## Exercise aim:
Make an exact copy of the lines, leaving the pictures out.
Start of Rows
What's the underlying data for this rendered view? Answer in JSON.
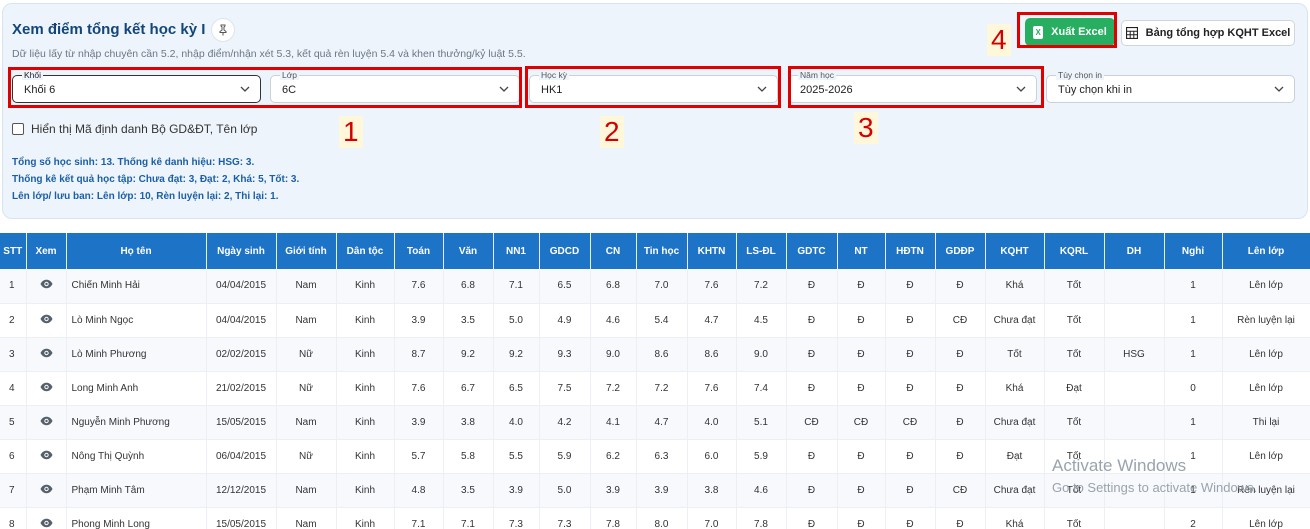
{
  "header": {
    "title": "Xem điểm tổng kết học kỳ I",
    "subtitle": "Dữ liệu lấy từ nhập chuyên cần 5.2, nhập điểm/nhận xét 5.3, kết quả rèn luyện 5.4 và khen thưởng/kỷ luật 5.5.",
    "export_label": "Xuất Excel",
    "summary_label": "Bảng tổng hợp KQHT Excel"
  },
  "filters": {
    "khoi": {
      "label": "Khối",
      "value": "Khối 6"
    },
    "lop": {
      "label": "Lớp",
      "value": "6C"
    },
    "hocky": {
      "label": "Học kỳ",
      "value": "HK1"
    },
    "namhoc": {
      "label": "Năm học",
      "value": "2025-2026"
    },
    "tuychon": {
      "label": "Tùy chọn in",
      "value": "Tùy chọn khi in"
    }
  },
  "checkbox_label": "Hiển thị Mã định danh Bộ GD&ĐT, Tên lớp",
  "stats": [
    "Tổng số học sinh: 13. Thống kê danh hiệu: HSG: 3.",
    "Thống kê kết quả học tập: Chưa đạt: 3, Đạt: 2, Khá: 5, Tốt: 3.",
    "Lên lớp/ lưu ban: Lên lớp: 10, Rèn luyện lại: 2, Thi lại: 1."
  ],
  "annotations": [
    "1",
    "2",
    "3",
    "4"
  ],
  "table": {
    "columns": [
      "STT",
      "Xem",
      "Họ tên",
      "Ngày sinh",
      "Giới tính",
      "Dân tộc",
      "Toán",
      "Văn",
      "NN1",
      "GDCD",
      "CN",
      "Tin học",
      "KHTN",
      "LS-ĐL",
      "GDTC",
      "NT",
      "HĐTN",
      "GDĐP",
      "KQHT",
      "KQRL",
      "DH",
      "Nghỉ",
      "Lên lớp"
    ],
    "rows": [
      [
        "1",
        "Chiến Minh Hải",
        "04/04/2015",
        "Nam",
        "Kinh",
        "7.6",
        "6.8",
        "7.1",
        "6.5",
        "6.8",
        "7.0",
        "7.6",
        "7.2",
        "Đ",
        "Đ",
        "Đ",
        "Đ",
        "Khá",
        "Tốt",
        "",
        "1",
        "Lên lớp"
      ],
      [
        "2",
        "Lò Minh Ngọc",
        "04/04/2015",
        "Nam",
        "Kinh",
        "3.9",
        "3.5",
        "5.0",
        "4.9",
        "4.6",
        "5.4",
        "4.7",
        "4.5",
        "Đ",
        "Đ",
        "Đ",
        "CĐ",
        "Chưa đạt",
        "Tốt",
        "",
        "1",
        "Rèn luyện lại"
      ],
      [
        "3",
        "Lò Minh Phương",
        "02/02/2015",
        "Nữ",
        "Kinh",
        "8.7",
        "9.2",
        "9.2",
        "9.3",
        "9.0",
        "8.6",
        "8.6",
        "9.0",
        "Đ",
        "Đ",
        "Đ",
        "Đ",
        "Tốt",
        "Tốt",
        "HSG",
        "1",
        "Lên lớp"
      ],
      [
        "4",
        "Long Minh Anh",
        "21/02/2015",
        "Nữ",
        "Kinh",
        "7.6",
        "6.7",
        "6.5",
        "7.5",
        "7.2",
        "7.2",
        "7.6",
        "7.4",
        "Đ",
        "Đ",
        "Đ",
        "Đ",
        "Khá",
        "Đạt",
        "",
        "0",
        "Lên lớp"
      ],
      [
        "5",
        "Nguyễn Minh Phương",
        "15/05/2015",
        "Nam",
        "Kinh",
        "3.9",
        "3.8",
        "4.0",
        "4.2",
        "4.1",
        "4.7",
        "4.0",
        "5.1",
        "CĐ",
        "CĐ",
        "CĐ",
        "Đ",
        "Chưa đạt",
        "Tốt",
        "",
        "1",
        "Thi lại"
      ],
      [
        "6",
        "Nông Thị Quỳnh",
        "06/04/2015",
        "Nữ",
        "Kinh",
        "5.7",
        "5.8",
        "5.5",
        "5.9",
        "6.2",
        "6.3",
        "6.0",
        "5.9",
        "Đ",
        "Đ",
        "Đ",
        "Đ",
        "Đạt",
        "Tốt",
        "",
        "1",
        "Lên lớp"
      ],
      [
        "7",
        "Phạm Minh Tâm",
        "12/12/2015",
        "Nam",
        "Kinh",
        "4.8",
        "3.5",
        "3.9",
        "5.0",
        "3.9",
        "3.9",
        "3.8",
        "4.6",
        "Đ",
        "Đ",
        "Đ",
        "CĐ",
        "Chưa đạt",
        "Tốt",
        "",
        "1",
        "Rèn luyện lại"
      ],
      [
        "8",
        "Phong Minh Long",
        "15/05/2015",
        "Nam",
        "Kinh",
        "7.1",
        "7.1",
        "7.3",
        "7.3",
        "7.8",
        "8.0",
        "7.0",
        "7.8",
        "Đ",
        "Đ",
        "Đ",
        "Đ",
        "Khá",
        "Tốt",
        "",
        "2",
        "Lên lớp"
      ]
    ]
  },
  "watermark": {
    "line1": "Activate Windows",
    "line2": "Go to Settings to activate Windows."
  }
}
End of Rows
## Reply to the task:
What's the underlying data for this rendered view? Answer in JSON.
{
  "header": {
    "title": "Xem điểm tổng kết học kỳ I",
    "subtitle": "Dữ liệu lấy từ nhập chuyên cần 5.2, nhập điểm/nhận xét 5.3, kết quả rèn luyện 5.4 và khen thưởng/kỷ luật 5.5.",
    "export_label": "Xuất Excel",
    "summary_label": "Bảng tổng hợp KQHT Excel"
  },
  "filters": {
    "khoi": {
      "label": "Khối",
      "value": "Khối 6"
    },
    "lop": {
      "label": "Lớp",
      "value": "6C"
    },
    "hocky": {
      "label": "Học kỳ",
      "value": "HK1"
    },
    "namhoc": {
      "label": "Năm học",
      "value": "2025-2026"
    },
    "tuychon": {
      "label": "Tùy chọn in",
      "value": "Tùy chọn khi in"
    }
  },
  "checkbox_label": "Hiển thị Mã định danh Bộ GD&ĐT, Tên lớp",
  "stats": [
    "Tổng số học sinh: 13. Thống kê danh hiệu: HSG: 3.",
    "Thống kê kết quả học tập: Chưa đạt: 3, Đạt: 2, Khá: 5, Tốt: 3.",
    "Lên lớp/ lưu ban: Lên lớp: 10, Rèn luyện lại: 2, Thi lại: 1."
  ],
  "annotations": [
    "1",
    "2",
    "3",
    "4"
  ],
  "table": {
    "columns": [
      "STT",
      "Xem",
      "Họ tên",
      "Ngày sinh",
      "Giới tính",
      "Dân tộc",
      "Toán",
      "Văn",
      "NN1",
      "GDCD",
      "CN",
      "Tin học",
      "KHTN",
      "LS-ĐL",
      "GDTC",
      "NT",
      "HĐTN",
      "GDĐP",
      "KQHT",
      "KQRL",
      "DH",
      "Nghỉ",
      "Lên lớp"
    ],
    "rows": [
      [
        "1",
        "Chiến Minh Hải",
        "04/04/2015",
        "Nam",
        "Kinh",
        "7.6",
        "6.8",
        "7.1",
        "6.5",
        "6.8",
        "7.0",
        "7.6",
        "7.2",
        "Đ",
        "Đ",
        "Đ",
        "Đ",
        "Khá",
        "Tốt",
        "",
        "1",
        "Lên lớp"
      ],
      [
        "2",
        "Lò Minh Ngọc",
        "04/04/2015",
        "Nam",
        "Kinh",
        "3.9",
        "3.5",
        "5.0",
        "4.9",
        "4.6",
        "5.4",
        "4.7",
        "4.5",
        "Đ",
        "Đ",
        "Đ",
        "CĐ",
        "Chưa đạt",
        "Tốt",
        "",
        "1",
        "Rèn luyện lại"
      ],
      [
        "3",
        "Lò Minh Phương",
        "02/02/2015",
        "Nữ",
        "Kinh",
        "8.7",
        "9.2",
        "9.2",
        "9.3",
        "9.0",
        "8.6",
        "8.6",
        "9.0",
        "Đ",
        "Đ",
        "Đ",
        "Đ",
        "Tốt",
        "Tốt",
        "HSG",
        "1",
        "Lên lớp"
      ],
      [
        "4",
        "Long Minh Anh",
        "21/02/2015",
        "Nữ",
        "Kinh",
        "7.6",
        "6.7",
        "6.5",
        "7.5",
        "7.2",
        "7.2",
        "7.6",
        "7.4",
        "Đ",
        "Đ",
        "Đ",
        "Đ",
        "Khá",
        "Đạt",
        "",
        "0",
        "Lên lớp"
      ],
      [
        "5",
        "Nguyễn Minh Phương",
        "15/05/2015",
        "Nam",
        "Kinh",
        "3.9",
        "3.8",
        "4.0",
        "4.2",
        "4.1",
        "4.7",
        "4.0",
        "5.1",
        "CĐ",
        "CĐ",
        "CĐ",
        "Đ",
        "Chưa đạt",
        "Tốt",
        "",
        "1",
        "Thi lại"
      ],
      [
        "6",
        "Nông Thị Quỳnh",
        "06/04/2015",
        "Nữ",
        "Kinh",
        "5.7",
        "5.8",
        "5.5",
        "5.9",
        "6.2",
        "6.3",
        "6.0",
        "5.9",
        "Đ",
        "Đ",
        "Đ",
        "Đ",
        "Đạt",
        "Tốt",
        "",
        "1",
        "Lên lớp"
      ],
      [
        "7",
        "Phạm Minh Tâm",
        "12/12/2015",
        "Nam",
        "Kinh",
        "4.8",
        "3.5",
        "3.9",
        "5.0",
        "3.9",
        "3.9",
        "3.8",
        "4.6",
        "Đ",
        "Đ",
        "Đ",
        "CĐ",
        "Chưa đạt",
        "Tốt",
        "",
        "1",
        "Rèn luyện lại"
      ],
      [
        "8",
        "Phong Minh Long",
        "15/05/2015",
        "Nam",
        "Kinh",
        "7.1",
        "7.1",
        "7.3",
        "7.3",
        "7.8",
        "8.0",
        "7.0",
        "7.8",
        "Đ",
        "Đ",
        "Đ",
        "Đ",
        "Khá",
        "Tốt",
        "",
        "2",
        "Lên lớp"
      ]
    ]
  },
  "watermark": {
    "line1": "Activate Windows",
    "line2": "Go to Settings to activate Windows."
  }
}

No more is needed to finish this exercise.